**INSTRUCTIONS FOR THE TASK:** Using the data below, repeat all of it precisely.
start MATERIAL PROVIDED
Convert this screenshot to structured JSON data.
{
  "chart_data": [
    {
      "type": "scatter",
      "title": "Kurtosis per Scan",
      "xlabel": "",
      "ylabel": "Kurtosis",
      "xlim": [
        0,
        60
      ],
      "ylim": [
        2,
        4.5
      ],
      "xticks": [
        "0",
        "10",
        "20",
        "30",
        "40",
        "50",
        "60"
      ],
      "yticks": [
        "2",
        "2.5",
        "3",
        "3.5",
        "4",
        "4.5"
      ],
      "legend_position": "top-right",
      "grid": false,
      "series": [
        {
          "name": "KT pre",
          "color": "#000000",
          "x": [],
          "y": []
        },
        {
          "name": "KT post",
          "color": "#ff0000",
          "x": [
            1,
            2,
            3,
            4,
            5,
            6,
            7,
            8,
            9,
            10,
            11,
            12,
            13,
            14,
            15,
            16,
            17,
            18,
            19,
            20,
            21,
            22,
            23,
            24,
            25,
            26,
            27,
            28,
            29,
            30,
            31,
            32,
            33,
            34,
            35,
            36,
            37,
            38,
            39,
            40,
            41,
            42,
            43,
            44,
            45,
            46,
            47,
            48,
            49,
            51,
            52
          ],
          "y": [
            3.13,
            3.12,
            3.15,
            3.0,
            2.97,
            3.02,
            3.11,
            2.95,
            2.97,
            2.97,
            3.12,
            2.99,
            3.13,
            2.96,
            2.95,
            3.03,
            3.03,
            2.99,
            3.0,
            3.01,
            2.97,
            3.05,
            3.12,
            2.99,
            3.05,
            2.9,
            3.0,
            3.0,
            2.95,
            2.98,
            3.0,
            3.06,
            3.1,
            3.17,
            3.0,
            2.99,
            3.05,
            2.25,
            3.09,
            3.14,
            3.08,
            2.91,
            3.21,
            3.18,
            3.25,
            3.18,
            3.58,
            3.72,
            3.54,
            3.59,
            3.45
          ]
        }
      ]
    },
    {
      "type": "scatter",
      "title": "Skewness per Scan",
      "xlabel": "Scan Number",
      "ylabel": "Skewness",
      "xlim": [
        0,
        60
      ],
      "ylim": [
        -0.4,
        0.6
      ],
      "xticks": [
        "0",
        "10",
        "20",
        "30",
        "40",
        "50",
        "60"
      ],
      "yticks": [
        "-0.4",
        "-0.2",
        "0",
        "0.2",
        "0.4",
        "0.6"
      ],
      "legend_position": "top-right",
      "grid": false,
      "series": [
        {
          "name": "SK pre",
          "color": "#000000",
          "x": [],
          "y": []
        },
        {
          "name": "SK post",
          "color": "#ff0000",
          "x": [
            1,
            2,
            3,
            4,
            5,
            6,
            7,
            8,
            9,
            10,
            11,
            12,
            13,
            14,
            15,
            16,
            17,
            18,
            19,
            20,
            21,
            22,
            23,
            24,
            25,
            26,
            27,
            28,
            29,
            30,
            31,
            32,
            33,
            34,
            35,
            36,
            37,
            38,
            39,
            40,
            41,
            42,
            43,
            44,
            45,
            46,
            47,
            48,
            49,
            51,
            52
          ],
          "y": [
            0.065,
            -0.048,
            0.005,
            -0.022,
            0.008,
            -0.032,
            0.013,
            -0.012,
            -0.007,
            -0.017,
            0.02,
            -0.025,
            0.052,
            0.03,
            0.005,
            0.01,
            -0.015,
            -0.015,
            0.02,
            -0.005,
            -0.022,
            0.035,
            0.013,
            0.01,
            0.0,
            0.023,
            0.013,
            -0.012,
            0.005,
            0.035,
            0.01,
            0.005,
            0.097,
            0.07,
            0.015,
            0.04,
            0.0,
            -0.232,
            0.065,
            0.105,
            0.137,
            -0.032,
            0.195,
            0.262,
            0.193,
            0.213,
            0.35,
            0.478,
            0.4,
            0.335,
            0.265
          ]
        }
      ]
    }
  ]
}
end MATERIAL PROVIDED
**ANSWER TO THIS TASK:**
Convert this screenshot to structured JSON data.
{
  "chart_data": [
    {
      "type": "scatter",
      "title": "Kurtosis per Scan",
      "xlabel": "",
      "ylabel": "Kurtosis",
      "xlim": [
        0,
        60
      ],
      "ylim": [
        2,
        4.5
      ],
      "xticks": [
        "0",
        "10",
        "20",
        "30",
        "40",
        "50",
        "60"
      ],
      "yticks": [
        "2",
        "2.5",
        "3",
        "3.5",
        "4",
        "4.5"
      ],
      "legend_position": "top-right",
      "grid": false,
      "series": [
        {
          "name": "KT pre",
          "color": "#000000",
          "x": [],
          "y": []
        },
        {
          "name": "KT post",
          "color": "#ff0000",
          "x": [
            1,
            2,
            3,
            4,
            5,
            6,
            7,
            8,
            9,
            10,
            11,
            12,
            13,
            14,
            15,
            16,
            17,
            18,
            19,
            20,
            21,
            22,
            23,
            24,
            25,
            26,
            27,
            28,
            29,
            30,
            31,
            32,
            33,
            34,
            35,
            36,
            37,
            38,
            39,
            40,
            41,
            42,
            43,
            44,
            45,
            46,
            47,
            48,
            49,
            51,
            52
          ],
          "y": [
            3.13,
            3.12,
            3.15,
            3.0,
            2.97,
            3.02,
            3.11,
            2.95,
            2.97,
            2.97,
            3.12,
            2.99,
            3.13,
            2.96,
            2.95,
            3.03,
            3.03,
            2.99,
            3.0,
            3.01,
            2.97,
            3.05,
            3.12,
            2.99,
            3.05,
            2.9,
            3.0,
            3.0,
            2.95,
            2.98,
            3.0,
            3.06,
            3.1,
            3.17,
            3.0,
            2.99,
            3.05,
            2.25,
            3.09,
            3.14,
            3.08,
            2.91,
            3.21,
            3.18,
            3.25,
            3.18,
            3.58,
            3.72,
            3.54,
            3.59,
            3.45
          ]
        }
      ]
    },
    {
      "type": "scatter",
      "title": "Skewness per Scan",
      "xlabel": "Scan Number",
      "ylabel": "Skewness",
      "xlim": [
        0,
        60
      ],
      "ylim": [
        -0.4,
        0.6
      ],
      "xticks": [
        "0",
        "10",
        "20",
        "30",
        "40",
        "50",
        "60"
      ],
      "yticks": [
        "-0.4",
        "-0.2",
        "0",
        "0.2",
        "0.4",
        "0.6"
      ],
      "legend_position": "top-right",
      "grid": false,
      "series": [
        {
          "name": "SK pre",
          "color": "#000000",
          "x": [],
          "y": []
        },
        {
          "name": "SK post",
          "color": "#ff0000",
          "x": [
            1,
            2,
            3,
            4,
            5,
            6,
            7,
            8,
            9,
            10,
            11,
            12,
            13,
            14,
            15,
            16,
            17,
            18,
            19,
            20,
            21,
            22,
            23,
            24,
            25,
            26,
            27,
            28,
            29,
            30,
            31,
            32,
            33,
            34,
            35,
            36,
            37,
            38,
            39,
            40,
            41,
            42,
            43,
            44,
            45,
            46,
            47,
            48,
            49,
            51,
            52
          ],
          "y": [
            0.065,
            -0.048,
            0.005,
            -0.022,
            0.008,
            -0.032,
            0.013,
            -0.012,
            -0.007,
            -0.017,
            0.02,
            -0.025,
            0.052,
            0.03,
            0.005,
            0.01,
            -0.015,
            -0.015,
            0.02,
            -0.005,
            -0.022,
            0.035,
            0.013,
            0.01,
            0.0,
            0.023,
            0.013,
            -0.012,
            0.005,
            0.035,
            0.01,
            0.005,
            0.097,
            0.07,
            0.015,
            0.04,
            0.0,
            -0.232,
            0.065,
            0.105,
            0.137,
            -0.032,
            0.195,
            0.262,
            0.193,
            0.213,
            0.35,
            0.478,
            0.4,
            0.335,
            0.265
          ]
        }
      ]
    }
  ]
}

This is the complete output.